__Task details__
How many lines of the records hold the string "Master"? Reply with the number alone.

__Data section__
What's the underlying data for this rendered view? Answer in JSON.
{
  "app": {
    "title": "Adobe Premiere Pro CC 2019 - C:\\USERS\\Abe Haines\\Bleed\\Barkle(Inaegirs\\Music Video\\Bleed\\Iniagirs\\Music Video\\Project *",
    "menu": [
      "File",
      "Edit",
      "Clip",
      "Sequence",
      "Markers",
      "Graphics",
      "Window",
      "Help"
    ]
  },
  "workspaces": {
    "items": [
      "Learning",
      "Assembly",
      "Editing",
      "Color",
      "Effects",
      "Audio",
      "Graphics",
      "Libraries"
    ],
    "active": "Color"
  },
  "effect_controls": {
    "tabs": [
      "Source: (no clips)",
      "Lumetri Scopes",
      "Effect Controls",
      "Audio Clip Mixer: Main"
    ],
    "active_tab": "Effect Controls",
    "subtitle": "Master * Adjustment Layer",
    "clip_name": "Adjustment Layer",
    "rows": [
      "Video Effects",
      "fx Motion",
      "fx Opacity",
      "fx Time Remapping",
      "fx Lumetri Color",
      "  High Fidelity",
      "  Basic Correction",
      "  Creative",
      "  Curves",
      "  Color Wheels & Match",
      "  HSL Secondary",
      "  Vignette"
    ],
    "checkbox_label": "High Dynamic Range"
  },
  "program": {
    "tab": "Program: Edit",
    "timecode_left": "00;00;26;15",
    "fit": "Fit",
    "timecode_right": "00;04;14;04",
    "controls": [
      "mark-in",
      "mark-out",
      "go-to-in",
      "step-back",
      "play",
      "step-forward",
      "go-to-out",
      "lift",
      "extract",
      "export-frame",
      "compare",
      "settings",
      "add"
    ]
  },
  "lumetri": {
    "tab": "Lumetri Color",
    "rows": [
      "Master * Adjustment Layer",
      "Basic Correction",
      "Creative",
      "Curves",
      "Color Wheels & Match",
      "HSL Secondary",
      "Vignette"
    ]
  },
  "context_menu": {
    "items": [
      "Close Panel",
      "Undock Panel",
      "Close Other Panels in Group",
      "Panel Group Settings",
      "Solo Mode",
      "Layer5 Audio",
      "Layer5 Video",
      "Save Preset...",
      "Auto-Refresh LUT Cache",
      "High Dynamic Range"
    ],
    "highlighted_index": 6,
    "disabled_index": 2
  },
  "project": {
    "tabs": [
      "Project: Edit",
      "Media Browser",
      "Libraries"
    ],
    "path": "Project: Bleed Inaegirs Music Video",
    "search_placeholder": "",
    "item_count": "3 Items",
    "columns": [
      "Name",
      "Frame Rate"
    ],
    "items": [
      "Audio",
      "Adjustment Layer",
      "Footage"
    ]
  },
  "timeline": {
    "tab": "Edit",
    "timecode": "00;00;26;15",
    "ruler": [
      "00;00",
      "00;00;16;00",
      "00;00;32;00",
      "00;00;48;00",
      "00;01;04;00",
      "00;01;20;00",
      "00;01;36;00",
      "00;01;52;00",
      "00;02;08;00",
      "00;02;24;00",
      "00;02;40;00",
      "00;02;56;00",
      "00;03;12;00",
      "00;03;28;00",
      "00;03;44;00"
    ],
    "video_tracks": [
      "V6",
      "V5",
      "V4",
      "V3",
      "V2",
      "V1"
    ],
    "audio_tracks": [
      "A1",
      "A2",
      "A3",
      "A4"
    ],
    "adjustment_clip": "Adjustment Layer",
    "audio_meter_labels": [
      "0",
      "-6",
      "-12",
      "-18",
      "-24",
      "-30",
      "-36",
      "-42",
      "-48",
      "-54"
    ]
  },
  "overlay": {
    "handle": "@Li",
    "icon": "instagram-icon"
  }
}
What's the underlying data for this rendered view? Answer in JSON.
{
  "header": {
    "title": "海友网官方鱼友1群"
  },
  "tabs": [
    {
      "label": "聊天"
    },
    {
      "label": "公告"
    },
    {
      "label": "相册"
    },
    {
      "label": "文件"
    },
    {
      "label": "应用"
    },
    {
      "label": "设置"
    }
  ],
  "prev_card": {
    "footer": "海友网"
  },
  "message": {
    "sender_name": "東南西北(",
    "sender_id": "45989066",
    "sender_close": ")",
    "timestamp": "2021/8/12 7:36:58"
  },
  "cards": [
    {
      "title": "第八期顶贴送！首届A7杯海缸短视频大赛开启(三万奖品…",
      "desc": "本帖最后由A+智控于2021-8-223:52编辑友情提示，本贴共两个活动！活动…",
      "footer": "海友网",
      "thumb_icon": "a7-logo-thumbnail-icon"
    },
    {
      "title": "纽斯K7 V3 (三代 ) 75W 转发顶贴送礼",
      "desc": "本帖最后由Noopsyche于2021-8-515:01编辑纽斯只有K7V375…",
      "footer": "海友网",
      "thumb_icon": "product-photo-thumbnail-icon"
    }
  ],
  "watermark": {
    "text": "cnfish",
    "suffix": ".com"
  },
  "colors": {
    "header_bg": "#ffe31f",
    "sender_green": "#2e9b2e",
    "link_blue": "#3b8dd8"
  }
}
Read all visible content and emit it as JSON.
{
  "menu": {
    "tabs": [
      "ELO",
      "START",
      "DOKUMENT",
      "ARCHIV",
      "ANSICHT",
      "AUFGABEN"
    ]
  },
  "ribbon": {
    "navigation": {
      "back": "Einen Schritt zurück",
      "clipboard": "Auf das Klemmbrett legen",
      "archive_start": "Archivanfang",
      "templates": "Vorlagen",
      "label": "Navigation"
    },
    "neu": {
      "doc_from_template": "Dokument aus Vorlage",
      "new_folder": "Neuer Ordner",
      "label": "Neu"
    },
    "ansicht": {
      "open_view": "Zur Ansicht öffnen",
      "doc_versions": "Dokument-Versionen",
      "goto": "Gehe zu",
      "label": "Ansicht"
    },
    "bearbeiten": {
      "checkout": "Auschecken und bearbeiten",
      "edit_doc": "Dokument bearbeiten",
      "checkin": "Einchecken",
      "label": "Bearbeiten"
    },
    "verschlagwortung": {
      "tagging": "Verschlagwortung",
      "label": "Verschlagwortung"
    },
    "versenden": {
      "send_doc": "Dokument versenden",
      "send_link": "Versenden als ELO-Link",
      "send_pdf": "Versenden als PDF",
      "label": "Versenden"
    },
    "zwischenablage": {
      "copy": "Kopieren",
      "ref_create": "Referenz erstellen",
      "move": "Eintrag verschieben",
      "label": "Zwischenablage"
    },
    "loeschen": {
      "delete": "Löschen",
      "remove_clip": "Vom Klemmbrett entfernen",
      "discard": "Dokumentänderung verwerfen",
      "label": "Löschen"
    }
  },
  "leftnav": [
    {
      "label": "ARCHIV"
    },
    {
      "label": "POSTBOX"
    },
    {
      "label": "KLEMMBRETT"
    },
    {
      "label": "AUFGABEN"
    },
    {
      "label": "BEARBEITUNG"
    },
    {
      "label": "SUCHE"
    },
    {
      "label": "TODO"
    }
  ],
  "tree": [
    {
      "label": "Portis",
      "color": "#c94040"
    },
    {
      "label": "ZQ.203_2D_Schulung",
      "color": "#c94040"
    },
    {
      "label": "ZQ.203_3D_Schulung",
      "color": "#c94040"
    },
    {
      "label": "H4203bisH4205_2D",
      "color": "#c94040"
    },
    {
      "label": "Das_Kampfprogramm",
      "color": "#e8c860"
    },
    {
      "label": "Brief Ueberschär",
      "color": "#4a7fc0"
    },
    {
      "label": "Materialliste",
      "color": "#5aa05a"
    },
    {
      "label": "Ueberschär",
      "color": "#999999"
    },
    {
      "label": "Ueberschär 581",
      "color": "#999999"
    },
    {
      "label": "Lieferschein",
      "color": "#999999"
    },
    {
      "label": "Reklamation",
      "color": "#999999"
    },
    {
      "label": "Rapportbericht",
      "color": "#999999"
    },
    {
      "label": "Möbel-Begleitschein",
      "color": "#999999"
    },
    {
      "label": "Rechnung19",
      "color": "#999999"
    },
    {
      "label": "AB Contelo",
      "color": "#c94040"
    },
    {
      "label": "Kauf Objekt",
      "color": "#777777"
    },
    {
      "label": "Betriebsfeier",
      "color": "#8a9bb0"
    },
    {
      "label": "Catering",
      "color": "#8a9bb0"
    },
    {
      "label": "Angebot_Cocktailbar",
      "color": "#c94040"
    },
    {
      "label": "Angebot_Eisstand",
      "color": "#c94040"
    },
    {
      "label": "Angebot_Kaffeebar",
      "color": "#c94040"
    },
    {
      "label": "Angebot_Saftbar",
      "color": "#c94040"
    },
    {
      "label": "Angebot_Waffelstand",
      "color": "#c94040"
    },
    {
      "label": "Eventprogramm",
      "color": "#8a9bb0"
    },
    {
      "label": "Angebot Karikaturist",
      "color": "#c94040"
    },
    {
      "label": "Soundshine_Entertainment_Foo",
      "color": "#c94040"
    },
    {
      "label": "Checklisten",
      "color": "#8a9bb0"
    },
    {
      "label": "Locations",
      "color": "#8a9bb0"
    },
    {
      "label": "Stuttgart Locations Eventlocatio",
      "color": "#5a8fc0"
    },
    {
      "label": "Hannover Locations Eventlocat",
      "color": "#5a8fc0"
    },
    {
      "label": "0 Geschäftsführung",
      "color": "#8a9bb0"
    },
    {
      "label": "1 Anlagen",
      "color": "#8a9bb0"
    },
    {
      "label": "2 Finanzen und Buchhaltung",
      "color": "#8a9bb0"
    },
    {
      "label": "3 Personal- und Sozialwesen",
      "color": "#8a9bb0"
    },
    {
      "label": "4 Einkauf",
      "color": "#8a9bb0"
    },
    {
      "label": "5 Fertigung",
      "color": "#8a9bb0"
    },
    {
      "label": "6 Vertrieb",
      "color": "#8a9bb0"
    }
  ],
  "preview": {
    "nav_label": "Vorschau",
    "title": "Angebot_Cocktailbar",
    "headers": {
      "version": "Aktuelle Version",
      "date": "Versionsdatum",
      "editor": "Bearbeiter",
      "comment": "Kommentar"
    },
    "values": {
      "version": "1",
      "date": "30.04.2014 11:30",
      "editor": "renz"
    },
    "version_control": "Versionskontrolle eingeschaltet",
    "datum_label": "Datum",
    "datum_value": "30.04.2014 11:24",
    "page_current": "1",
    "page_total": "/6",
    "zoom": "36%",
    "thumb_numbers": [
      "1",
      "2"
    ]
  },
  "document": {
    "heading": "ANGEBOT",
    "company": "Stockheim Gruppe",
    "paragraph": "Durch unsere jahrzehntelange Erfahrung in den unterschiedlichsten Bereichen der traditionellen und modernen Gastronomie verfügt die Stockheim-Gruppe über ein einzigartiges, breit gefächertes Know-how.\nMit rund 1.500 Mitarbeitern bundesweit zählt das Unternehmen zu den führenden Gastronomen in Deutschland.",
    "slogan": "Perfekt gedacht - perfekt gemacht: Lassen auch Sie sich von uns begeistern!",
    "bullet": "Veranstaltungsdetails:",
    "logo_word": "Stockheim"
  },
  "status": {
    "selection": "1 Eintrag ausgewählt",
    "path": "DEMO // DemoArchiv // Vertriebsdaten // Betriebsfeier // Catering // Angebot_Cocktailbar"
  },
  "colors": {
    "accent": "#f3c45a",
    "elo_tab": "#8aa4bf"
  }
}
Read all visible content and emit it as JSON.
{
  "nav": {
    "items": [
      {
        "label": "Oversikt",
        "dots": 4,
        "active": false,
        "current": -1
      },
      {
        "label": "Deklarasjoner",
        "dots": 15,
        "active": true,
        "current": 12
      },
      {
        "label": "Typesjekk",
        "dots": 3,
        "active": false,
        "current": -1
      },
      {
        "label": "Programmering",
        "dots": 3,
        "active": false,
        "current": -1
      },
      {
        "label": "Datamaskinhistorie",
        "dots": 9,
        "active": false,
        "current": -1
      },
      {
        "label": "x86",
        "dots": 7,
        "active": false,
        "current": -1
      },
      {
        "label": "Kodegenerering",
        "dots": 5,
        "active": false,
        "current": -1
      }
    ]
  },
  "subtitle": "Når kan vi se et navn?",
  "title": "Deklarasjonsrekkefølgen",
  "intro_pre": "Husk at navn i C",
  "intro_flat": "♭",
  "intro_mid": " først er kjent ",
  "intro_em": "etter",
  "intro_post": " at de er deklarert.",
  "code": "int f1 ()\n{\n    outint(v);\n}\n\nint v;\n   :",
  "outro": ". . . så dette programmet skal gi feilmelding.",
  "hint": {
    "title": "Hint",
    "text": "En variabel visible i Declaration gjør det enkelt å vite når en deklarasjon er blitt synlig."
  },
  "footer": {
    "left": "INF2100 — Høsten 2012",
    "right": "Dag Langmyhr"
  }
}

__Exercise result__
2